> **WHAT THIS TASK INVOLVES**: Exactly reproduce each line of the listing that follows.

begin DATASET RECORDS

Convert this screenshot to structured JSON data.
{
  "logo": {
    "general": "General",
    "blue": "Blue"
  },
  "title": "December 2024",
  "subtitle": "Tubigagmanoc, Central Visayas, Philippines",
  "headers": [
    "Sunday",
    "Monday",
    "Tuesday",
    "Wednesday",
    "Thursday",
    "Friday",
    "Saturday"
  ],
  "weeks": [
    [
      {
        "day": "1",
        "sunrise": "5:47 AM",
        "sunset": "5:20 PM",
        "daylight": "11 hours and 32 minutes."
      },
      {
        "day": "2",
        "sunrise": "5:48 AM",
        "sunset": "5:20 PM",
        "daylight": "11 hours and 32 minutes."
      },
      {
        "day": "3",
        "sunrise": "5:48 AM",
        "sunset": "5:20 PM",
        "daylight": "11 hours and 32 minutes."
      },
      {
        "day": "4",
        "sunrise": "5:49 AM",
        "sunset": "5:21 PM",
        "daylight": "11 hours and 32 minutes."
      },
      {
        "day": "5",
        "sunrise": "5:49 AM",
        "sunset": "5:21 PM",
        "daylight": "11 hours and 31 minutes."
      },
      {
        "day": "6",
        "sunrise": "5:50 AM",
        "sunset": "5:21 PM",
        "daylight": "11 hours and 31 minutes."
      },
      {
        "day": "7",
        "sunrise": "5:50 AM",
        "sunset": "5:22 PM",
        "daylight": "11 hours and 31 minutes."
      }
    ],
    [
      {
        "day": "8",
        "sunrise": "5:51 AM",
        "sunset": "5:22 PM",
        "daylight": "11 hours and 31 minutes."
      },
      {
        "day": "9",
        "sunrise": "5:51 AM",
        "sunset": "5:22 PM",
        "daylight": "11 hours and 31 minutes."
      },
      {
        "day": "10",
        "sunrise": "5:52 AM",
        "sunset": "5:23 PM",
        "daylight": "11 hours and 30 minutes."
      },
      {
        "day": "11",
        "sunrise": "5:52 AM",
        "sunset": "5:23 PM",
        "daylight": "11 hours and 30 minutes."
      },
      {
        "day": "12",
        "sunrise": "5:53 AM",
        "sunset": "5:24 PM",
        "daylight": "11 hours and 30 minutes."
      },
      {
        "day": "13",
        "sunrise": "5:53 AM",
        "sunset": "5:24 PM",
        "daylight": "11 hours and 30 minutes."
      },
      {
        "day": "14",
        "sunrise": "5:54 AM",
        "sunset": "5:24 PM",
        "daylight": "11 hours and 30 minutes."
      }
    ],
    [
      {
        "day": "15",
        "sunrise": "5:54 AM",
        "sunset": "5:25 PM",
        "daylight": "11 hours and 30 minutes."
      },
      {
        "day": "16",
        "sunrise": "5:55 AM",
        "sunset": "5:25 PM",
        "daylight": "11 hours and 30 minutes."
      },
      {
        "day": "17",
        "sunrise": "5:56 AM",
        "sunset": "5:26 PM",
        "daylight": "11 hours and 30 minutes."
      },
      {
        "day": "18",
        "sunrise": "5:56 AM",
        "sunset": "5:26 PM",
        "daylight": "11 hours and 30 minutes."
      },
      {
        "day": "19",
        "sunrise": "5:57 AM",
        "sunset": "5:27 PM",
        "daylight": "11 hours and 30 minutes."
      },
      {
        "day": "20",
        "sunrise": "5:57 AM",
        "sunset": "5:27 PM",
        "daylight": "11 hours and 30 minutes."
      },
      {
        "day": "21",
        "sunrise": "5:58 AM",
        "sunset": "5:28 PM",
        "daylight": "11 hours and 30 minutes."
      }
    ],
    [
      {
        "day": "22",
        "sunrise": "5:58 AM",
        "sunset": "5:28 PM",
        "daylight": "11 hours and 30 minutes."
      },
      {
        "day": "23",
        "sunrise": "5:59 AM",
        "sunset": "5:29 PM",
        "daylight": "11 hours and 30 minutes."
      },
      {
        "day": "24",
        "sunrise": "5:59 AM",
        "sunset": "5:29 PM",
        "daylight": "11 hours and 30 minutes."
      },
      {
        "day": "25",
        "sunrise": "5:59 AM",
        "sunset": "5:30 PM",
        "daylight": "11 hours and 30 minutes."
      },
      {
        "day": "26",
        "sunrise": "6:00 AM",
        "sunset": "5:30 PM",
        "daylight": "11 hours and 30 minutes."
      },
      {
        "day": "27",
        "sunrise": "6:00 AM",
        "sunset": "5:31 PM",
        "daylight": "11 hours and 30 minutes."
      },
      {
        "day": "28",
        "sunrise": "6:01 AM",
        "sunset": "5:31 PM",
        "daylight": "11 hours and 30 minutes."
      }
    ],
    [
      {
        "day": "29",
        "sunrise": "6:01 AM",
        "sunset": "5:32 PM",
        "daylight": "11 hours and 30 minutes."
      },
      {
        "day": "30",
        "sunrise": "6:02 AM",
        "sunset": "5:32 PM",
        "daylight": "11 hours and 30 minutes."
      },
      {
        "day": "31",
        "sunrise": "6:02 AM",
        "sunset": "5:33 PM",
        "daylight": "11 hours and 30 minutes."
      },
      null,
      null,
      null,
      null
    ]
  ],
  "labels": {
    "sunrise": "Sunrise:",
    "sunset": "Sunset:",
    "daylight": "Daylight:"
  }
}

end DATASET RECORDS

> **CORRECT ANSWER**:
Convert this screenshot to structured JSON data.
{
  "logo": {
    "general": "General",
    "blue": "Blue"
  },
  "title": "December 2024",
  "subtitle": "Tubigagmanoc, Central Visayas, Philippines",
  "headers": [
    "Sunday",
    "Monday",
    "Tuesday",
    "Wednesday",
    "Thursday",
    "Friday",
    "Saturday"
  ],
  "weeks": [
    [
      {
        "day": "1",
        "sunrise": "5:47 AM",
        "sunset": "5:20 PM",
        "daylight": "11 hours and 32 minutes."
      },
      {
        "day": "2",
        "sunrise": "5:48 AM",
        "sunset": "5:20 PM",
        "daylight": "11 hours and 32 minutes."
      },
      {
        "day": "3",
        "sunrise": "5:48 AM",
        "sunset": "5:20 PM",
        "daylight": "11 hours and 32 minutes."
      },
      {
        "day": "4",
        "sunrise": "5:49 AM",
        "sunset": "5:21 PM",
        "daylight": "11 hours and 32 minutes."
      },
      {
        "day": "5",
        "sunrise": "5:49 AM",
        "sunset": "5:21 PM",
        "daylight": "11 hours and 31 minutes."
      },
      {
        "day": "6",
        "sunrise": "5:50 AM",
        "sunset": "5:21 PM",
        "daylight": "11 hours and 31 minutes."
      },
      {
        "day": "7",
        "sunrise": "5:50 AM",
        "sunset": "5:22 PM",
        "daylight": "11 hours and 31 minutes."
      }
    ],
    [
      {
        "day": "8",
        "sunrise": "5:51 AM",
        "sunset": "5:22 PM",
        "daylight": "11 hours and 31 minutes."
      },
      {
        "day": "9",
        "sunrise": "5:51 AM",
        "sunset": "5:22 PM",
        "daylight": "11 hours and 31 minutes."
      },
      {
        "day": "10",
        "sunrise": "5:52 AM",
        "sunset": "5:23 PM",
        "daylight": "11 hours and 30 minutes."
      },
      {
        "day": "11",
        "sunrise": "5:52 AM",
        "sunset": "5:23 PM",
        "daylight": "11 hours and 30 minutes."
      },
      {
        "day": "12",
        "sunrise": "5:53 AM",
        "sunset": "5:24 PM",
        "daylight": "11 hours and 30 minutes."
      },
      {
        "day": "13",
        "sunrise": "5:53 AM",
        "sunset": "5:24 PM",
        "daylight": "11 hours and 30 minutes."
      },
      {
        "day": "14",
        "sunrise": "5:54 AM",
        "sunset": "5:24 PM",
        "daylight": "11 hours and 30 minutes."
      }
    ],
    [
      {
        "day": "15",
        "sunrise": "5:54 AM",
        "sunset": "5:25 PM",
        "daylight": "11 hours and 30 minutes."
      },
      {
        "day": "16",
        "sunrise": "5:55 AM",
        "sunset": "5:25 PM",
        "daylight": "11 hours and 30 minutes."
      },
      {
        "day": "17",
        "sunrise": "5:56 AM",
        "sunset": "5:26 PM",
        "daylight": "11 hours and 30 minutes."
      },
      {
        "day": "18",
        "sunrise": "5:56 AM",
        "sunset": "5:26 PM",
        "daylight": "11 hours and 30 minutes."
      },
      {
        "day": "19",
        "sunrise": "5:57 AM",
        "sunset": "5:27 PM",
        "daylight": "11 hours and 30 minutes."
      },
      {
        "day": "20",
        "sunrise": "5:57 AM",
        "sunset": "5:27 PM",
        "daylight": "11 hours and 30 minutes."
      },
      {
        "day": "21",
        "sunrise": "5:58 AM",
        "sunset": "5:28 PM",
        "daylight": "11 hours and 30 minutes."
      }
    ],
    [
      {
        "day": "22",
        "sunrise": "5:58 AM",
        "sunset": "5:28 PM",
        "daylight": "11 hours and 30 minutes."
      },
      {
        "day": "23",
        "sunrise": "5:59 AM",
        "sunset": "5:29 PM",
        "daylight": "11 hours and 30 minutes."
      },
      {
        "day": "24",
        "sunrise": "5:59 AM",
        "sunset": "5:29 PM",
        "daylight": "11 hours and 30 minutes."
      },
      {
        "day": "25",
        "sunrise": "5:59 AM",
        "sunset": "5:30 PM",
        "daylight": "11 hours and 30 minutes."
      },
      {
        "day": "26",
        "sunrise": "6:00 AM",
        "sunset": "5:30 PM",
        "daylight": "11 hours and 30 minutes."
      },
      {
        "day": "27",
        "sunrise": "6:00 AM",
        "sunset": "5:31 PM",
        "daylight": "11 hours and 30 minutes."
      },
      {
        "day": "28",
        "sunrise": "6:01 AM",
        "sunset": "5:31 PM",
        "daylight": "11 hours and 30 minutes."
      }
    ],
    [
      {
        "day": "29",
        "sunrise": "6:01 AM",
        "sunset": "5:32 PM",
        "daylight": "11 hours and 30 minutes."
      },
      {
        "day": "30",
        "sunrise": "6:02 AM",
        "sunset": "5:32 PM",
        "daylight": "11 hours and 30 minutes."
      },
      {
        "day": "31",
        "sunrise": "6:02 AM",
        "sunset": "5:33 PM",
        "daylight": "11 hours and 30 minutes."
      },
      null,
      null,
      null,
      null
    ]
  ],
  "labels": {
    "sunrise": "Sunrise:",
    "sunset": "Sunset:",
    "daylight": "Daylight:"
  }
}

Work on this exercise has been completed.